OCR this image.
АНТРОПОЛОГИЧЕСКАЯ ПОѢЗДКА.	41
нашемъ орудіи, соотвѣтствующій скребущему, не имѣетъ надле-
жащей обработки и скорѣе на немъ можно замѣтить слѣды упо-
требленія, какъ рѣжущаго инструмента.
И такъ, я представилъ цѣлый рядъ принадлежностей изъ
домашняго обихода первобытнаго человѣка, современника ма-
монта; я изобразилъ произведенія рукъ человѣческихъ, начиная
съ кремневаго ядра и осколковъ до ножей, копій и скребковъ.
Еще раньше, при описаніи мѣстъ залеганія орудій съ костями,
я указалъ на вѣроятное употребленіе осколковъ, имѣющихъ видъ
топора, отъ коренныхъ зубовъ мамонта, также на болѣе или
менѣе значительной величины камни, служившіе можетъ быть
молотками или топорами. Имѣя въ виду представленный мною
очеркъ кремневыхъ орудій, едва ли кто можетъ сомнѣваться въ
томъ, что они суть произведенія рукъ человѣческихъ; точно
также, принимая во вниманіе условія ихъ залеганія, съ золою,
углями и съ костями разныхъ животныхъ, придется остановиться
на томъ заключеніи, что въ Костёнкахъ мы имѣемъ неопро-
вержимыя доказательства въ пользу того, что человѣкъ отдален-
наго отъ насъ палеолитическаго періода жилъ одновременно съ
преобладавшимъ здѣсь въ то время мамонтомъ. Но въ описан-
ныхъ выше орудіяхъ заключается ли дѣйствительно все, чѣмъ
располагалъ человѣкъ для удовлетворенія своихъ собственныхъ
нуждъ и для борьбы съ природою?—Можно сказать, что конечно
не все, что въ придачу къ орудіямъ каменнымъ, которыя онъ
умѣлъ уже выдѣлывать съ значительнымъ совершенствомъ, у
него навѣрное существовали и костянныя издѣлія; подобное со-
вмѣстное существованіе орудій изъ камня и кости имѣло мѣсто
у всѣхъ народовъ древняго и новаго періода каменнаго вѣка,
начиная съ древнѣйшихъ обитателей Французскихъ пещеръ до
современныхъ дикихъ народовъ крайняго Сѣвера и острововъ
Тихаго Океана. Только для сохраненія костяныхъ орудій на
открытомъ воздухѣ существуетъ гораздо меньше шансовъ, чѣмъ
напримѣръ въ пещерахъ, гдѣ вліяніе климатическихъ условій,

= = = = =

§ **Set task**:
Copy out each record, keeping every word as it is.

§ **Task output**:
OCR this image.
АНТРОПОЛОГИЧЕСКАЯ ПОѢЗДКА.	41
нашемъ орудіи, соотвѣтствующій скребущему, не имѣетъ надле-
жащей обработки и скорѣе на немъ можно замѣтить слѣды упо-
требленія, какъ рѣжущаго инструмента.
И такъ, я представилъ цѣлый рядъ принадлежностей изъ
домашняго обихода первобытнаго человѣка, современника ма-
монта; я изобразилъ произведенія рукъ человѣческихъ, начиная
съ кремневаго ядра и осколковъ до ножей, копій и скребковъ.
Еще раньше, при описаніи мѣстъ залеганія орудій съ костями,
я указалъ на вѣроятное употребленіе осколковъ, имѣющихъ видъ
топора, отъ коренныхъ зубовъ мамонта, также на болѣе или
менѣе значительной величины камни, служившіе можетъ быть
молотками или топорами. Имѣя въ виду представленный мною
очеркъ кремневыхъ орудій, едва ли кто можетъ сомнѣваться въ
томъ, что они суть произведенія рукъ человѣческихъ; точно
также, принимая во вниманіе условія ихъ залеганія, съ золою,
углями и съ костями разныхъ животныхъ, придется остановиться
на томъ заключеніи, что въ Костёнкахъ мы имѣемъ неопро-
вержимыя доказательства въ пользу того, что человѣкъ отдален-
наго отъ насъ палеолитическаго періода жилъ одновременно съ
преобладавшимъ здѣсь въ то время мамонтомъ. Но въ описан-
ныхъ выше орудіяхъ заключается ли дѣйствительно все, чѣмъ
располагалъ человѣкъ для удовлетворенія своихъ собственныхъ
нуждъ и для борьбы съ природою?—Можно сказать, что конечно
не все, что въ придачу къ орудіямъ каменнымъ, которыя онъ
умѣлъ уже выдѣлывать съ значительнымъ совершенствомъ, у
него навѣрное существовали и костянныя издѣлія; подобное со-
вмѣстное существованіе орудій изъ камня и кости имѣло мѣсто
у всѣхъ народовъ древняго и новаго періода каменнаго вѣка,
начиная съ древнѣйшихъ обитателей Французскихъ пещеръ до
современныхъ дикихъ народовъ крайняго Сѣвера и острововъ
Тихаго Океана. Только для сохраненія костяныхъ орудій на
открытомъ воздухѣ существуетъ гораздо меньше шансовъ, чѣмъ
напримѣръ въ пещерахъ, гдѣ вліяніе климатическихъ условій,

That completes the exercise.